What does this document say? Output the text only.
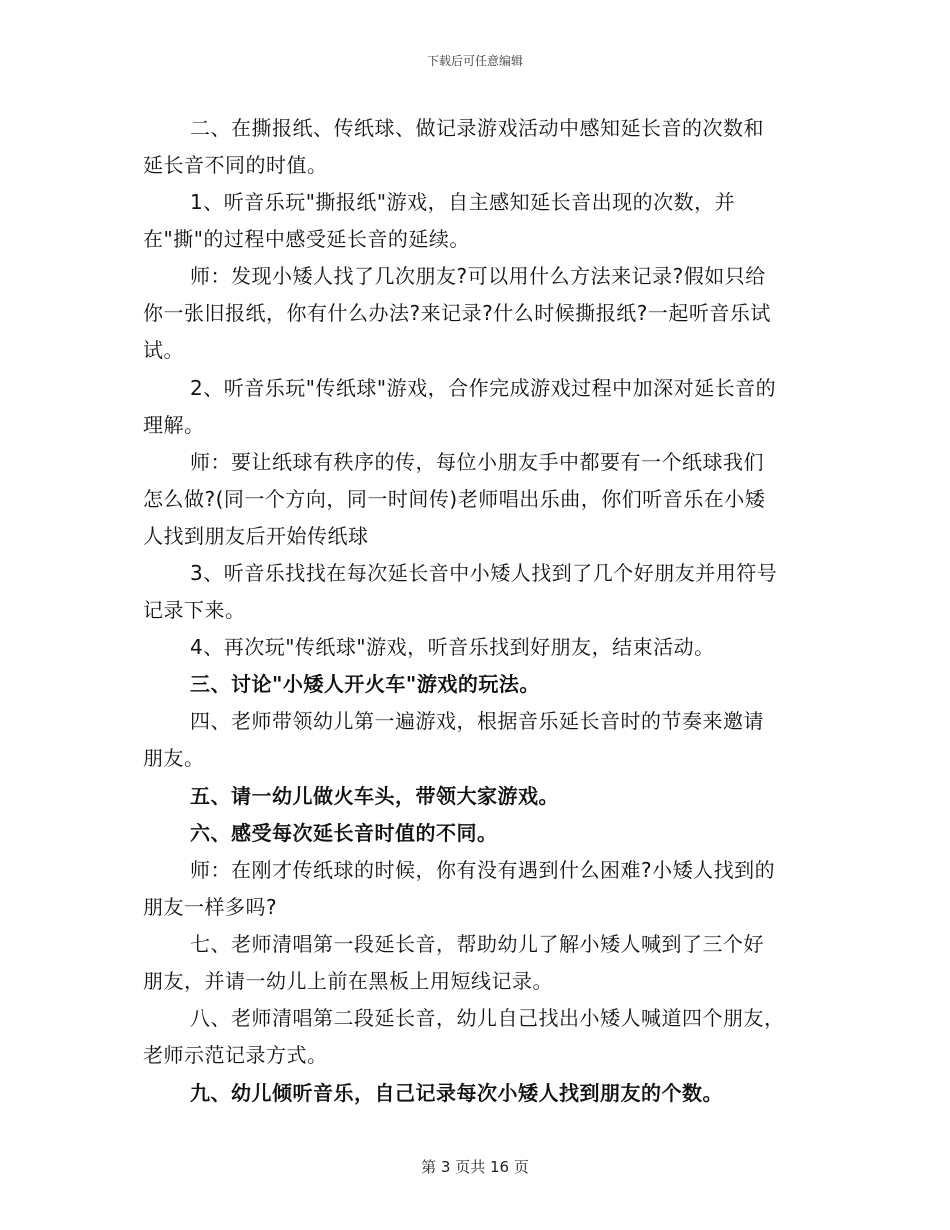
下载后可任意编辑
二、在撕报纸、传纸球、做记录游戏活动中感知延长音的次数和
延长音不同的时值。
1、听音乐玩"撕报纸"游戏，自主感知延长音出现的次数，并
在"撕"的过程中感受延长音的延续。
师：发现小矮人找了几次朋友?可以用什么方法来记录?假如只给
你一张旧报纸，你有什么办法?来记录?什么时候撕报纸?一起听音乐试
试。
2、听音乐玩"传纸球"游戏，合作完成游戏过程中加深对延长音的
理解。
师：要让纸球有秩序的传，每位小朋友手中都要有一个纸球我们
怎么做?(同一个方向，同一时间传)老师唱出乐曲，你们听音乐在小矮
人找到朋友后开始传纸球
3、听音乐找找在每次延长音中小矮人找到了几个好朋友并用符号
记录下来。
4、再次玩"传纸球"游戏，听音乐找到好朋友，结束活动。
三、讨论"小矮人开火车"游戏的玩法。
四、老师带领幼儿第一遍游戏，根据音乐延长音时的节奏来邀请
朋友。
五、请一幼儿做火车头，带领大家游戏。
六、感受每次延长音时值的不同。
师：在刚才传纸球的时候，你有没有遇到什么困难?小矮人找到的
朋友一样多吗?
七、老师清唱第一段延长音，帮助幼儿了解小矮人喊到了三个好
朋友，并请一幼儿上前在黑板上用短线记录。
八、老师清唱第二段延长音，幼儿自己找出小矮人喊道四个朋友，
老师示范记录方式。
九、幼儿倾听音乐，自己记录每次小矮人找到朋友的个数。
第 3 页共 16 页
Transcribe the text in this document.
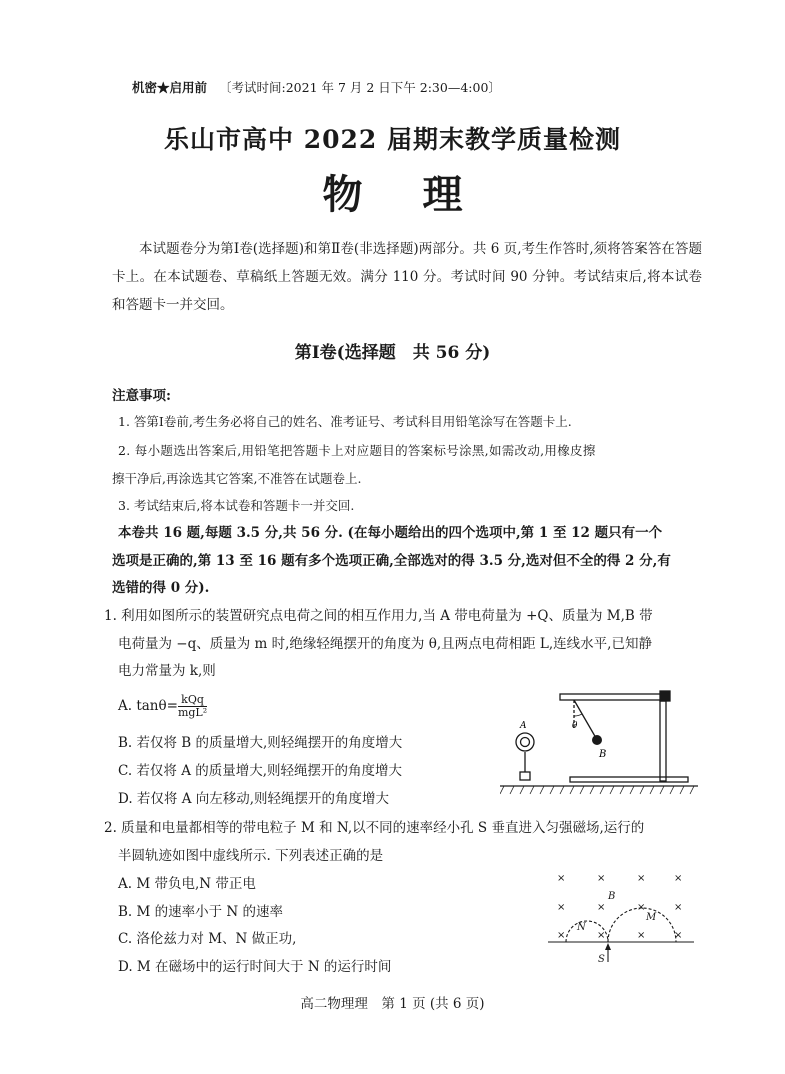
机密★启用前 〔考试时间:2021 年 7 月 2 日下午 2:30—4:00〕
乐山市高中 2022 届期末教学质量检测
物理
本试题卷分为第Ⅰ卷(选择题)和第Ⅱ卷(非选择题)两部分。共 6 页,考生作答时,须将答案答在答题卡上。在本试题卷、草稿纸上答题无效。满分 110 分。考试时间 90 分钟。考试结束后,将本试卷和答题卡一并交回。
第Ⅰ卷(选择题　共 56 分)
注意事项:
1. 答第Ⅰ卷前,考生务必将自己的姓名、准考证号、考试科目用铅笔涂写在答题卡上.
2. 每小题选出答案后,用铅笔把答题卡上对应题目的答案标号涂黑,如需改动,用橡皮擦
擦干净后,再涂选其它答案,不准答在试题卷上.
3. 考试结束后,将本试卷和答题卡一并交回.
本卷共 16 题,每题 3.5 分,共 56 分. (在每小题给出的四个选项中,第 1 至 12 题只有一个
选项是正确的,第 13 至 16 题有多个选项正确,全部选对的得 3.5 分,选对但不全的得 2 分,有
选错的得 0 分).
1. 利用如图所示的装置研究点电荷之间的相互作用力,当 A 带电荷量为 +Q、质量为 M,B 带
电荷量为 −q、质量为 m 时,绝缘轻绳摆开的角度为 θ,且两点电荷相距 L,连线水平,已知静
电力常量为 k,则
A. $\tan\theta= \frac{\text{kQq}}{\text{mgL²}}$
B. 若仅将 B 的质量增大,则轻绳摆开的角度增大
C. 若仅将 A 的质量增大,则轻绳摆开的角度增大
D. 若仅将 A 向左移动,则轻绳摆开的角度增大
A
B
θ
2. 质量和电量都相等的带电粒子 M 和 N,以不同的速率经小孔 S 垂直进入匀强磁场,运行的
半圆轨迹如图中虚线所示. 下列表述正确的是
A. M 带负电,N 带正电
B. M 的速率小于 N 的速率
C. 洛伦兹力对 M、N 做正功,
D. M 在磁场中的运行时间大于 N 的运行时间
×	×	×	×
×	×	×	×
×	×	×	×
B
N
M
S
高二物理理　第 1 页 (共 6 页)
_ _ _
WHAT THE EXERCISE ASKS: An exact transcription of all the entries is required, without the pictures.

FULL OUTPUT:
What does this document say? Output the text only.
下载后可任意编辑
二、在撕报纸、传纸球、做记录游戏活动中感知延长音的次数和
延长音不同的时值。
1、听音乐玩"撕报纸"游戏，自主感知延长音出现的次数，并
在"撕"的过程中感受延长音的延续。
师：发现小矮人找了几次朋友?可以用什么方法来记录?假如只给
你一张旧报纸，你有什么办法?来记录?什么时候撕报纸?一起听音乐试
试。
2、听音乐玩"传纸球"游戏，合作完成游戏过程中加深对延长音的
理解。
师：要让纸球有秩序的传，每位小朋友手中都要有一个纸球我们
怎么做?(同一个方向，同一时间传)老师唱出乐曲，你们听音乐在小矮
人找到朋友后开始传纸球
3、听音乐找找在每次延长音中小矮人找到了几个好朋友并用符号
记录下来。
4、再次玩"传纸球"游戏，听音乐找到好朋友，结束活动。
三、讨论"小矮人开火车"游戏的玩法。
四、老师带领幼儿第一遍游戏，根据音乐延长音时的节奏来邀请
朋友。
五、请一幼儿做火车头，带领大家游戏。
六、感受每次延长音时值的不同。
师：在刚才传纸球的时候，你有没有遇到什么困难?小矮人找到的
朋友一样多吗?
七、老师清唱第一段延长音，帮助幼儿了解小矮人喊到了三个好
朋友，并请一幼儿上前在黑板上用短线记录。
八、老师清唱第二段延长音，幼儿自己找出小矮人喊道四个朋友，
老师示范记录方式。
九、幼儿倾听音乐，自己记录每次小矮人找到朋友的个数。
第 3 页共 16 页
Transcribe the text in this document.
机密★启用前 〔考试时间:2021 年 7 月 2 日下午 2:30—4:00〕
乐山市高中 2022 届期末教学质量检测
物理
本试题卷分为第Ⅰ卷(选择题)和第Ⅱ卷(非选择题)两部分。共 6 页,考生作答时,须将答案答在答题卡上。在本试题卷、草稿纸上答题无效。满分 110 分。考试时间 90 分钟。考试结束后,将本试卷和答题卡一并交回。
第Ⅰ卷(选择题　共 56 分)
注意事项:
1. 答第Ⅰ卷前,考生务必将自己的姓名、准考证号、考试科目用铅笔涂写在答题卡上.
2. 每小题选出答案后,用铅笔把答题卡上对应题目的答案标号涂黑,如需改动,用橡皮擦
擦干净后,再涂选其它答案,不准答在试题卷上.
3. 考试结束后,将本试卷和答题卡一并交回.
本卷共 16 题,每题 3.5 分,共 56 分. (在每小题给出的四个选项中,第 1 至 12 题只有一个
选项是正确的,第 13 至 16 题有多个选项正确,全部选对的得 3.5 分,选对但不全的得 2 分,有
选错的得 0 分).
1. 利用如图所示的装置研究点电荷之间的相互作用力,当 A 带电荷量为 +Q、质量为 M,B 带
电荷量为 −q、质量为 m 时,绝缘轻绳摆开的角度为 θ,且两点电荷相距 L,连线水平,已知静
电力常量为 k,则
A. $\tan\theta= \frac{\text{kQq}}{\text{mgL²}}$
B. 若仅将 B 的质量增大,则轻绳摆开的角度增大
C. 若仅将 A 的质量增大,则轻绳摆开的角度增大
D. 若仅将 A 向左移动,则轻绳摆开的角度增大
A
B
θ
2. 质量和电量都相等的带电粒子 M 和 N,以不同的速率经小孔 S 垂直进入匀强磁场,运行的
半圆轨迹如图中虚线所示. 下列表述正确的是
A. M 带负电,N 带正电
B. M 的速率小于 N 的速率
C. 洛伦兹力对 M、N 做正功,
D. M 在磁场中的运行时间大于 N 的运行时间
×	×	×	×
×	×	×	×
×	×	×	×
B
N
M
S
高二物理理　第 1 页 (共 6 页)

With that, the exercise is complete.